### Exercise prompt
Pictures do not belong in your copy. Repeat all the other data exactly.

Dataset records:
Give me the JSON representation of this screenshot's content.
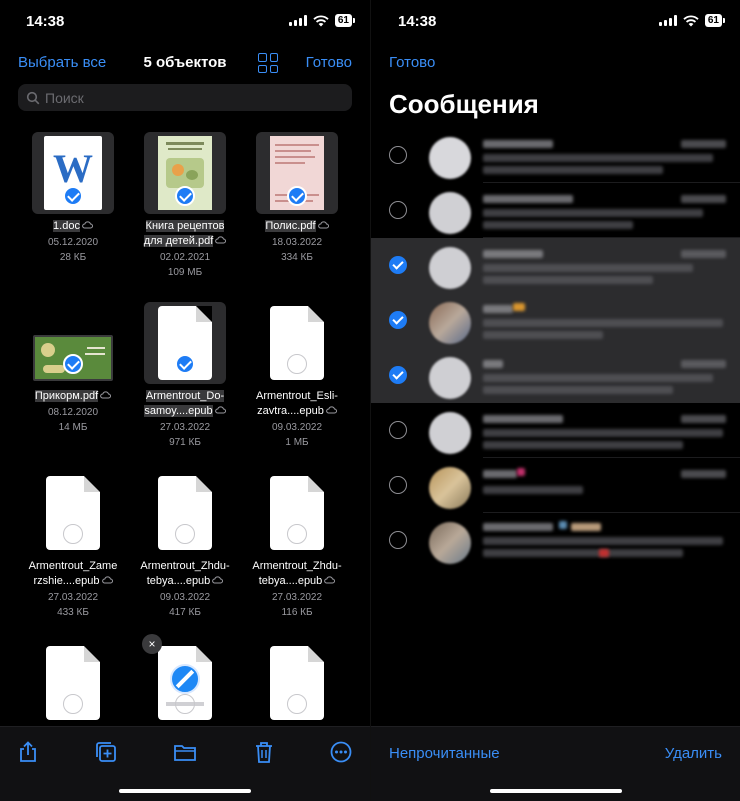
{
  "left": {
    "status": {
      "time": "14:38",
      "battery": "61"
    },
    "header": {
      "select_all": "Выбрать все",
      "title": "5 объектов",
      "done": "Готово"
    },
    "search": {
      "placeholder": "Поиск"
    },
    "files": [
      {
        "name": "1.doc",
        "date": "05.12.2020",
        "size": "28 КБ",
        "selected": true
      },
      {
        "name": "Книга рецептов для детей.pdf",
        "name_lines": [
          "Книга рецептов",
          "для детей.pdf"
        ],
        "date": "02.02.2021",
        "size": "109 МБ",
        "selected": true
      },
      {
        "name": "Полис.pdf",
        "date": "18.03.2022",
        "size": "334 КБ",
        "selected": true
      },
      {
        "name": "Прикорм.pdf",
        "date": "08.12.2020",
        "size": "14 МБ",
        "selected": true
      },
      {
        "name_lines": [
          "Armentrout_Do-",
          "samoy....epub"
        ],
        "date": "27.03.2022",
        "size": "971 КБ",
        "selected": true
      },
      {
        "name_lines": [
          "Armentrout_Esli-",
          "zavtra....epub"
        ],
        "date": "09.03.2022",
        "size": "1 МБ",
        "selected": false
      },
      {
        "name_lines": [
          "Armentrout_Zame",
          "rzshie....epub"
        ],
        "date": "27.03.2022",
        "size": "433 КБ",
        "selected": false
      },
      {
        "name_lines": [
          "Armentrout_Zhdu-",
          "tebya....epub"
        ],
        "date": "09.03.2022",
        "size": "417 КБ",
        "selected": false
      },
      {
        "name_lines": [
          "Armentrout_Zhdu-",
          "tebya....epub"
        ],
        "date": "27.03.2022",
        "size": "116 КБ",
        "selected": false
      }
    ],
    "toolbar": [
      "share-icon",
      "add-copy-icon",
      "folder-icon",
      "trash-icon",
      "more-icon"
    ]
  },
  "right": {
    "status": {
      "time": "14:38",
      "battery": "61"
    },
    "header": {
      "done": "Готово",
      "title": "Сообщения"
    },
    "rows": [
      {
        "selected": false
      },
      {
        "selected": false
      },
      {
        "selected": true
      },
      {
        "selected": true
      },
      {
        "selected": true
      },
      {
        "selected": false
      },
      {
        "selected": false
      },
      {
        "selected": false
      }
    ],
    "toolbar": {
      "unread": "Непрочитанные",
      "delete": "Удалить"
    }
  },
  "colors": {
    "accent": "#3a8ef6",
    "background": "#000000",
    "selected_row": "#2c2c2e"
  }
}
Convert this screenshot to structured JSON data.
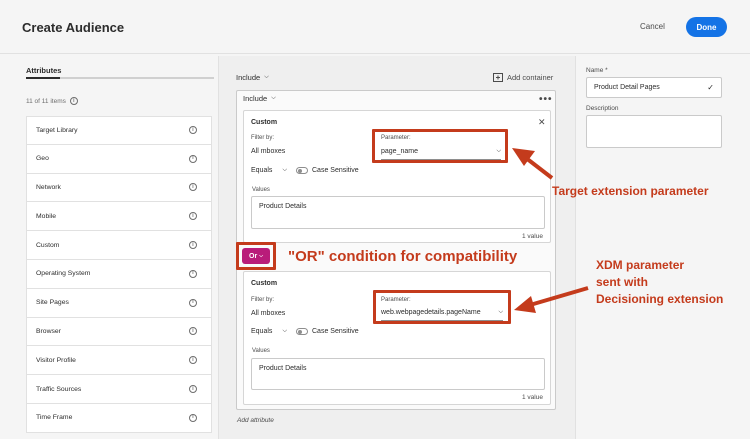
{
  "header": {
    "title": "Create Audience",
    "cancel_label": "Cancel",
    "done_label": "Done",
    "accent": "#1473e6"
  },
  "left_panel": {
    "tab_label": "Attributes",
    "count_text": "11 of 11 items",
    "items": [
      {
        "label": "Target Library"
      },
      {
        "label": "Geo"
      },
      {
        "label": "Network"
      },
      {
        "label": "Mobile"
      },
      {
        "label": "Custom"
      },
      {
        "label": "Operating System"
      },
      {
        "label": "Site Pages"
      },
      {
        "label": "Browser"
      },
      {
        "label": "Visitor Profile"
      },
      {
        "label": "Traffic Sources"
      },
      {
        "label": "Time Frame"
      }
    ]
  },
  "canvas": {
    "include_top": "Include",
    "add_container_label": "Add container",
    "include_inner": "Include",
    "or_label": "Or",
    "add_attribute_label": "Add attribute",
    "cards": [
      {
        "title": "Custom",
        "filter_by_label": "Filter by:",
        "filter_by_value": "All mboxes",
        "parameter_label": "Parameter:",
        "parameter_value": "page_name",
        "operator_value": "Equals",
        "case_sensitive_label": "Case Sensitive",
        "values_label": "Values",
        "values_text": "Product Details",
        "value_count": "1 value"
      },
      {
        "title": "Custom",
        "filter_by_label": "Filter by:",
        "filter_by_value": "All mboxes",
        "parameter_label": "Parameter:",
        "parameter_value": "web.webpagedetails.pageName",
        "operator_value": "Equals",
        "case_sensitive_label": "Case Sensitive",
        "values_label": "Values",
        "values_text": "Product Details",
        "value_count": "1 value"
      }
    ]
  },
  "annotations": {
    "target_param": "Target extension parameter",
    "or_condition": "\"OR\" condition for compatibility",
    "xdm_line1": "XDM parameter",
    "xdm_line2": "sent with",
    "xdm_line3": "Decisioning extension",
    "color": "#c43b1c"
  },
  "right_panel": {
    "name_label": "Name *",
    "name_value": "Product Detail Pages",
    "description_label": "Description"
  }
}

### Answer below
Give me the JSON representation of this screenshot's content.
{
  "left": {
    "status": {
      "time": "14:38",
      "battery": "61"
    },
    "header": {
      "select_all": "Выбрать все",
      "title": "5 объектов",
      "done": "Готово"
    },
    "search": {
      "placeholder": "Поиск"
    },
    "files": [
      {
        "name": "1.doc",
        "date": "05.12.2020",
        "size": "28 КБ",
        "selected": true
      },
      {
        "name": "Книга рецептов для детей.pdf",
        "name_lines": [
          "Книга рецептов",
          "для детей.pdf"
        ],
        "date": "02.02.2021",
        "size": "109 МБ",
        "selected": true
      },
      {
        "name": "Полис.pdf",
        "date": "18.03.2022",
        "size": "334 КБ",
        "selected": true
      },
      {
        "name": "Прикорм.pdf",
        "date": "08.12.2020",
        "size": "14 МБ",
        "selected": true
      },
      {
        "name_lines": [
          "Armentrout_Do-",
          "samoy....epub"
        ],
        "date": "27.03.2022",
        "size": "971 КБ",
        "selected": true
      },
      {
        "name_lines": [
          "Armentrout_Esli-",
          "zavtra....epub"
        ],
        "date": "09.03.2022",
        "size": "1 МБ",
        "selected": false
      },
      {
        "name_lines": [
          "Armentrout_Zame",
          "rzshie....epub"
        ],
        "date": "27.03.2022",
        "size": "433 КБ",
        "selected": false
      },
      {
        "name_lines": [
          "Armentrout_Zhdu-",
          "tebya....epub"
        ],
        "date": "09.03.2022",
        "size": "417 КБ",
        "selected": false
      },
      {
        "name_lines": [
          "Armentrout_Zhdu-",
          "tebya....epub"
        ],
        "date": "27.03.2022",
        "size": "116 КБ",
        "selected": false
      }
    ],
    "toolbar": [
      "share-icon",
      "add-copy-icon",
      "folder-icon",
      "trash-icon",
      "more-icon"
    ]
  },
  "right": {
    "status": {
      "time": "14:38",
      "battery": "61"
    },
    "header": {
      "done": "Готово",
      "title": "Сообщения"
    },
    "rows": [
      {
        "selected": false
      },
      {
        "selected": false
      },
      {
        "selected": true
      },
      {
        "selected": true
      },
      {
        "selected": true
      },
      {
        "selected": false
      },
      {
        "selected": false
      },
      {
        "selected": false
      }
    ],
    "toolbar": {
      "unread": "Непрочитанные",
      "delete": "Удалить"
    }
  },
  "colors": {
    "accent": "#3a8ef6",
    "background": "#000000",
    "selected_row": "#2c2c2e"
  }
}
Convert this screenshot to structured JSON data.
{
  "header": {
    "title": "Create Audience",
    "cancel_label": "Cancel",
    "done_label": "Done",
    "accent": "#1473e6"
  },
  "left_panel": {
    "tab_label": "Attributes",
    "count_text": "11 of 11 items",
    "items": [
      {
        "label": "Target Library"
      },
      {
        "label": "Geo"
      },
      {
        "label": "Network"
      },
      {
        "label": "Mobile"
      },
      {
        "label": "Custom"
      },
      {
        "label": "Operating System"
      },
      {
        "label": "Site Pages"
      },
      {
        "label": "Browser"
      },
      {
        "label": "Visitor Profile"
      },
      {
        "label": "Traffic Sources"
      },
      {
        "label": "Time Frame"
      }
    ]
  },
  "canvas": {
    "include_top": "Include",
    "add_container_label": "Add container",
    "include_inner": "Include",
    "or_label": "Or",
    "add_attribute_label": "Add attribute",
    "cards": [
      {
        "title": "Custom",
        "filter_by_label": "Filter by:",
        "filter_by_value": "All mboxes",
        "parameter_label": "Parameter:",
        "parameter_value": "page_name",
        "operator_value": "Equals",
        "case_sensitive_label": "Case Sensitive",
        "values_label": "Values",
        "values_text": "Product Details",
        "value_count": "1 value"
      },
      {
        "title": "Custom",
        "filter_by_label": "Filter by:",
        "filter_by_value": "All mboxes",
        "parameter_label": "Parameter:",
        "parameter_value": "web.webpagedetails.pageName",
        "operator_value": "Equals",
        "case_sensitive_label": "Case Sensitive",
        "values_label": "Values",
        "values_text": "Product Details",
        "value_count": "1 value"
      }
    ]
  },
  "annotations": {
    "target_param": "Target extension parameter",
    "or_condition": "\"OR\" condition for compatibility",
    "xdm_line1": "XDM parameter",
    "xdm_line2": "sent with",
    "xdm_line3": "Decisioning extension",
    "color": "#c43b1c"
  },
  "right_panel": {
    "name_label": "Name *",
    "name_value": "Product Detail Pages",
    "description_label": "Description"
  }
}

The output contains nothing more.